BEGIN The data

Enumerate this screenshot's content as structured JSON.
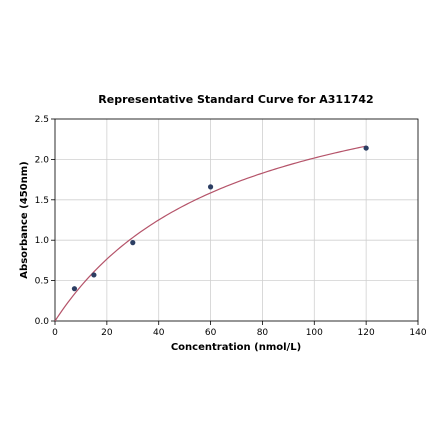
{
  "chart_data": {
    "type": "scatter",
    "title": "Representative Standard Curve for A311742",
    "xlabel": "Concentration (nmol/L)",
    "ylabel": "Absorbance (450nm)",
    "xlim": [
      0,
      140
    ],
    "ylim": [
      0,
      2.5
    ],
    "xticks": [
      "0",
      "20",
      "40",
      "60",
      "80",
      "100",
      "120",
      "140"
    ],
    "yticks": [
      "0.0",
      "0.5",
      "1.0",
      "1.5",
      "2.0",
      "2.5"
    ],
    "grid": true,
    "points": [
      {
        "x": 7.5,
        "y": 0.4
      },
      {
        "x": 15,
        "y": 0.57
      },
      {
        "x": 30,
        "y": 0.97
      },
      {
        "x": 60,
        "y": 1.66
      },
      {
        "x": 120,
        "y": 2.14
      }
    ],
    "fit_curve": {
      "x_range": [
        0,
        120
      ]
    },
    "colors": {
      "curve": "#b5546a",
      "points": "#2c3e63"
    }
  }
}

END The data

● Set problem: Set the listing down in full and exactly. Pictures within it should not appear in the copy.

● Answer:
Enumerate this screenshot's content as structured JSON.
{
  "chart_data": {
    "type": "scatter",
    "title": "Representative Standard Curve for A311742",
    "xlabel": "Concentration (nmol/L)",
    "ylabel": "Absorbance (450nm)",
    "xlim": [
      0,
      140
    ],
    "ylim": [
      0,
      2.5
    ],
    "xticks": [
      "0",
      "20",
      "40",
      "60",
      "80",
      "100",
      "120",
      "140"
    ],
    "yticks": [
      "0.0",
      "0.5",
      "1.0",
      "1.5",
      "2.0",
      "2.5"
    ],
    "grid": true,
    "points": [
      {
        "x": 7.5,
        "y": 0.4
      },
      {
        "x": 15,
        "y": 0.57
      },
      {
        "x": 30,
        "y": 0.97
      },
      {
        "x": 60,
        "y": 1.66
      },
      {
        "x": 120,
        "y": 2.14
      }
    ],
    "fit_curve": {
      "x_range": [
        0,
        120
      ]
    },
    "colors": {
      "curve": "#b5546a",
      "points": "#2c3e63"
    }
  }
}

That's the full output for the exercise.